• _Task directions_: From the entries that follow, gather each line holding the word "BASIC".

BEGIN Available records

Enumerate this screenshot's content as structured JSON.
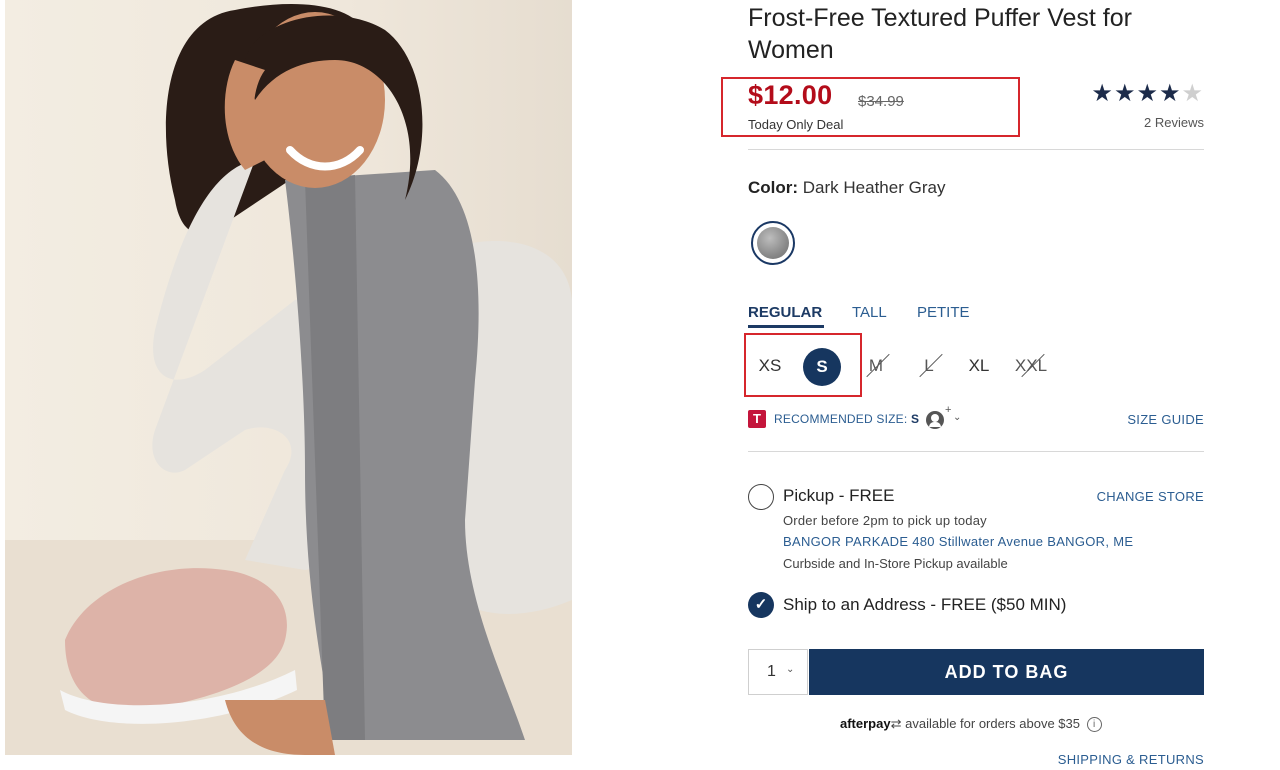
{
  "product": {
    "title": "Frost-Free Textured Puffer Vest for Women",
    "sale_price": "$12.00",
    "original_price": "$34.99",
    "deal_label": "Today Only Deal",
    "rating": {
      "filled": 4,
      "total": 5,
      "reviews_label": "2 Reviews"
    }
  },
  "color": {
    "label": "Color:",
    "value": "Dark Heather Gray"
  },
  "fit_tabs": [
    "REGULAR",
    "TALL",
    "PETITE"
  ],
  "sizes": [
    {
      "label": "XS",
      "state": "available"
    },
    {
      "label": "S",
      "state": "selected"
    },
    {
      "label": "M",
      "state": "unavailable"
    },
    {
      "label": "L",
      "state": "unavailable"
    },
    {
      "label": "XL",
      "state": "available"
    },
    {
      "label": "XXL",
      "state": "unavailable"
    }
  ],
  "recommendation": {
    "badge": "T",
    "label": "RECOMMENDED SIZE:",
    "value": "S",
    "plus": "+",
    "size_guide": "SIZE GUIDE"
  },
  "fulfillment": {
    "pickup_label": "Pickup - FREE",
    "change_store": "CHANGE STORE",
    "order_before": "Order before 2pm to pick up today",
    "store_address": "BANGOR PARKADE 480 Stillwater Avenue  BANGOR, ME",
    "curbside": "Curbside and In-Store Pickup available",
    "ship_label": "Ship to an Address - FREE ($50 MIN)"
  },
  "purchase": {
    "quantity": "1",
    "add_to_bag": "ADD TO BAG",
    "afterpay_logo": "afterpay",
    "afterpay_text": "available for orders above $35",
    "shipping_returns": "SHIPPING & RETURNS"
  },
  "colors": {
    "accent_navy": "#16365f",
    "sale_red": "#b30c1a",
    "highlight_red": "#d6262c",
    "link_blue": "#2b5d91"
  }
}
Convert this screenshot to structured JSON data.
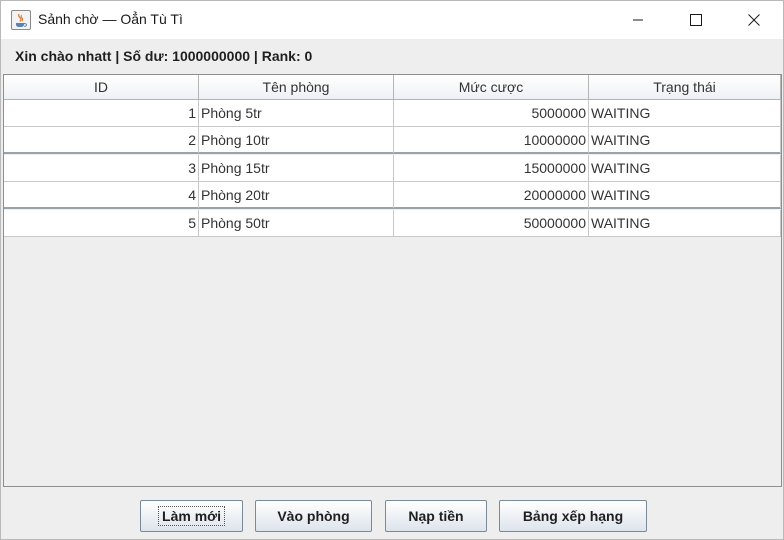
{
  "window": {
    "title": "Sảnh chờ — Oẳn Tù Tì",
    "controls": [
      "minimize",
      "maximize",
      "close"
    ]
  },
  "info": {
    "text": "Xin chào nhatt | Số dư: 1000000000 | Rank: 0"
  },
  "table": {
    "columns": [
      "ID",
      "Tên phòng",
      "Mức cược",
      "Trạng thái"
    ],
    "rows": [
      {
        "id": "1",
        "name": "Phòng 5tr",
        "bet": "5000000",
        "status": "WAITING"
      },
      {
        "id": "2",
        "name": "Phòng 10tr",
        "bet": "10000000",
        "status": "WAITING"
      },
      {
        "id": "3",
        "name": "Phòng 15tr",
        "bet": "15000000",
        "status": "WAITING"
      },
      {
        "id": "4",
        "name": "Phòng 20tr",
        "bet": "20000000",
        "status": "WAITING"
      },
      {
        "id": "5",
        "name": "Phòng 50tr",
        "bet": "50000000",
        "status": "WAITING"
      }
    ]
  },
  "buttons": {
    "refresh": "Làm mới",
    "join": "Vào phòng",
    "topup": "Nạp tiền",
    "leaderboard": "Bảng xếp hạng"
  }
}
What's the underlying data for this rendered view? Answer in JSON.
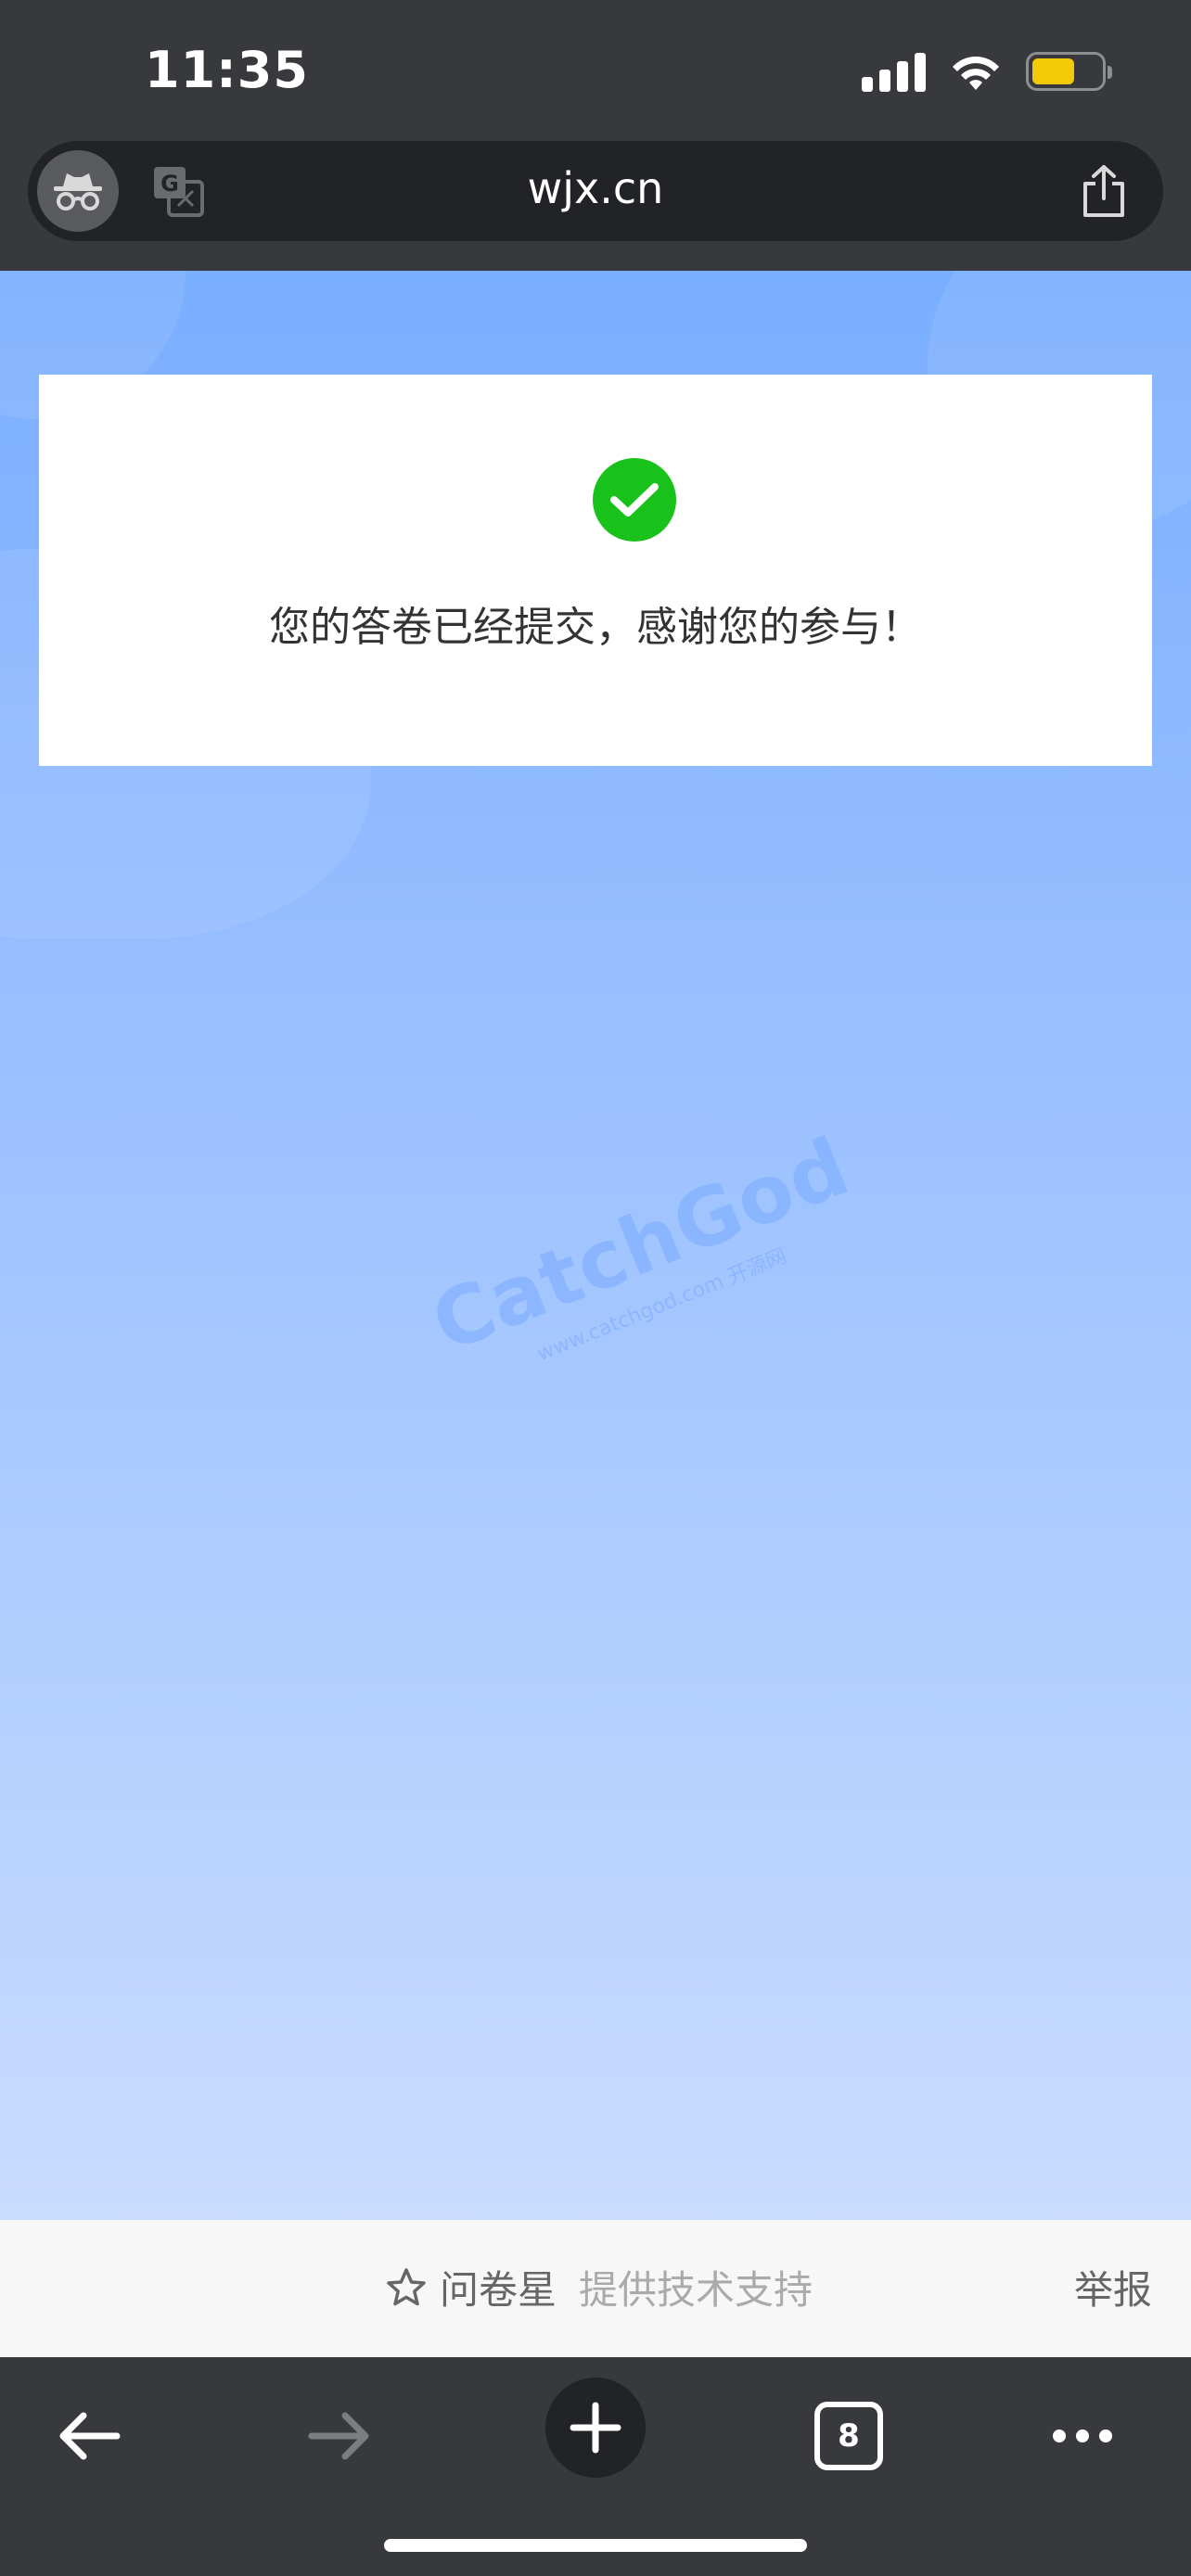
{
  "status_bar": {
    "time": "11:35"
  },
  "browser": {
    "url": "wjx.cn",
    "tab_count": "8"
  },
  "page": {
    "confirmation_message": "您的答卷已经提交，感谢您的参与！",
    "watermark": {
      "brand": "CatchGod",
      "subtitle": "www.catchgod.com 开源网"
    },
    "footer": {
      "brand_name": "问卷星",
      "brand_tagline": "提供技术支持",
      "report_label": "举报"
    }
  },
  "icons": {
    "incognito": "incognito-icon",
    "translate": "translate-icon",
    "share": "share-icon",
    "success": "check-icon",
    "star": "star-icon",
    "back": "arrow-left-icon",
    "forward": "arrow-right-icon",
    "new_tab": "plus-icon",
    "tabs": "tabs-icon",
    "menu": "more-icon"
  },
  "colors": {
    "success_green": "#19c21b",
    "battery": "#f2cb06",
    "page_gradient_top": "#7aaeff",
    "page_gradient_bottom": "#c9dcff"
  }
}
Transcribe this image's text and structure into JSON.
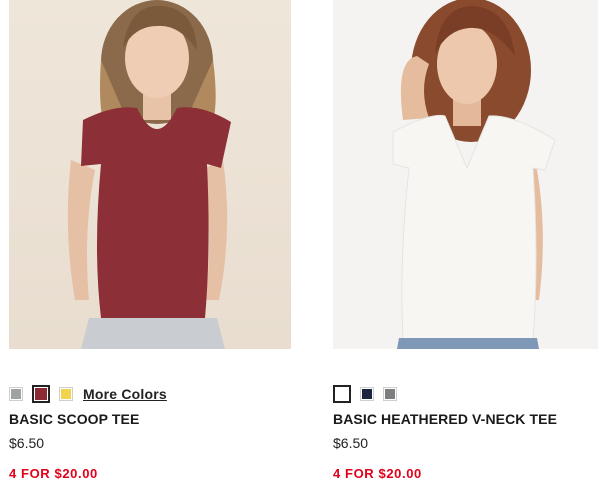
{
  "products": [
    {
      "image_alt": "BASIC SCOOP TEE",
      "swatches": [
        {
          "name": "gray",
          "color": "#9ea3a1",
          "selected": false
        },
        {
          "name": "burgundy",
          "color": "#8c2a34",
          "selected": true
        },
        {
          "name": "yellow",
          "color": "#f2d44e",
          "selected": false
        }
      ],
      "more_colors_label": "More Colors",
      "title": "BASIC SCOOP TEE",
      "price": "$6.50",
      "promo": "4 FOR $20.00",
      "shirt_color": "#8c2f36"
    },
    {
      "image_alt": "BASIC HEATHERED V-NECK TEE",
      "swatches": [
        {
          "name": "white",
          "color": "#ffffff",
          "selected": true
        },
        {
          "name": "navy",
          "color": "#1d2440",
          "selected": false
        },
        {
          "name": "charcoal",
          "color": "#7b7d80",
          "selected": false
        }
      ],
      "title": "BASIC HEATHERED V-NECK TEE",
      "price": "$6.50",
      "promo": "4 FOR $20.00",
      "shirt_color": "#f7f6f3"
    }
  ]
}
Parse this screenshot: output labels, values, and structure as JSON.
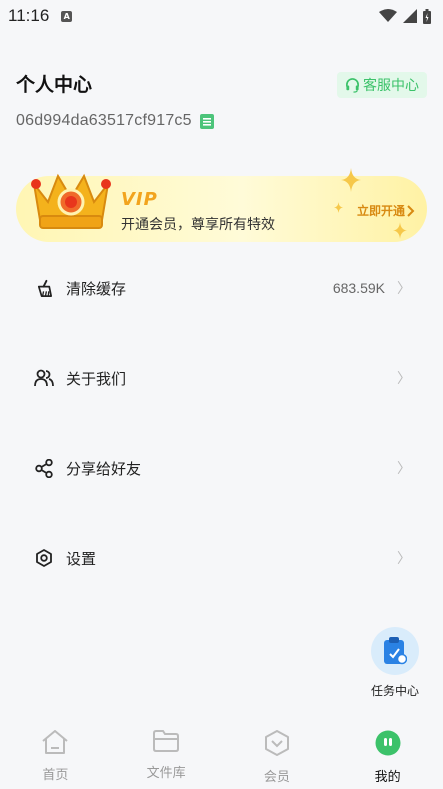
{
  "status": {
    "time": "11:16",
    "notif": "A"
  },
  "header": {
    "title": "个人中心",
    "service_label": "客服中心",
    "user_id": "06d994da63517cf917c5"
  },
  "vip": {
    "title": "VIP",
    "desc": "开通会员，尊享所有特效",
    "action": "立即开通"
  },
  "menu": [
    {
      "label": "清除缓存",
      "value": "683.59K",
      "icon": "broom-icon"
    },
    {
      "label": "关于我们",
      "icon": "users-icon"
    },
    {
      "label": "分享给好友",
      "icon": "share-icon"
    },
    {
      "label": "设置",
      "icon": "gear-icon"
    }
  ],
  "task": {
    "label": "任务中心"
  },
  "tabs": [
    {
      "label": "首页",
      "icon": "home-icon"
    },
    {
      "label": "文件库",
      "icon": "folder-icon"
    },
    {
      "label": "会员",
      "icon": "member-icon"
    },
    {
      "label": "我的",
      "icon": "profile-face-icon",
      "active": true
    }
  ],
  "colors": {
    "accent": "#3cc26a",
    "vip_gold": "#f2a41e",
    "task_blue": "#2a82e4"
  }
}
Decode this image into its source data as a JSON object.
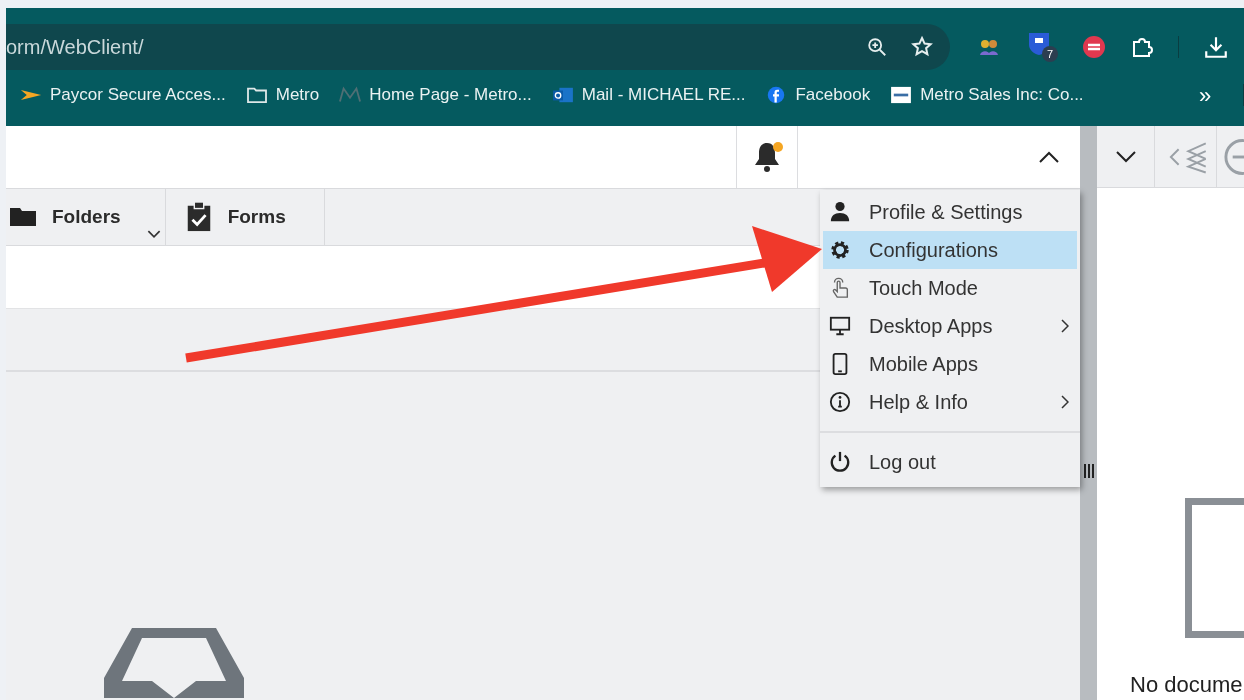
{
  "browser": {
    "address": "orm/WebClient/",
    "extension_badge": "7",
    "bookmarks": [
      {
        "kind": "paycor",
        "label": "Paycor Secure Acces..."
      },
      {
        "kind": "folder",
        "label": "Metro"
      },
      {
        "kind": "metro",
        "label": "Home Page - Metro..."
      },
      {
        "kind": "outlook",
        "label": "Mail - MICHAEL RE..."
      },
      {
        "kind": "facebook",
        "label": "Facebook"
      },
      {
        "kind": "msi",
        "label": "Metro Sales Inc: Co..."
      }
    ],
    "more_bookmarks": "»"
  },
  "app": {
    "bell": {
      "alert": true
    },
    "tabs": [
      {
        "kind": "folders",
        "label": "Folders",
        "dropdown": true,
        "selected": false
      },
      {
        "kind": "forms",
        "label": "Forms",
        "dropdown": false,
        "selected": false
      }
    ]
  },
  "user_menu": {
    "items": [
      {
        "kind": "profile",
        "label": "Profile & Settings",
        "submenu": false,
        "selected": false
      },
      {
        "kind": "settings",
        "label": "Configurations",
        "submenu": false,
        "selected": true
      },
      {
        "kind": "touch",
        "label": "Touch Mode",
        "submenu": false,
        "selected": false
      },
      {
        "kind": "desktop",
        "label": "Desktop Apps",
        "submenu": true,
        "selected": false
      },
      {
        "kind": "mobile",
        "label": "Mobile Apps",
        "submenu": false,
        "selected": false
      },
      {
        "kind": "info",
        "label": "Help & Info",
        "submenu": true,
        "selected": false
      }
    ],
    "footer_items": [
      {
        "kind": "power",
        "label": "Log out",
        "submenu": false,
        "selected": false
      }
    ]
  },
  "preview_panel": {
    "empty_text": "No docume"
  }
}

END Available records

• _Response to this task_:
      "image_alt": "BASIC SCOOP TEE",
      "title": "BASIC SCOOP TEE",
      "image_alt": "BASIC HEATHERED V-NECK TEE",
      "title": "BASIC HEATHERED V-NECK TEE",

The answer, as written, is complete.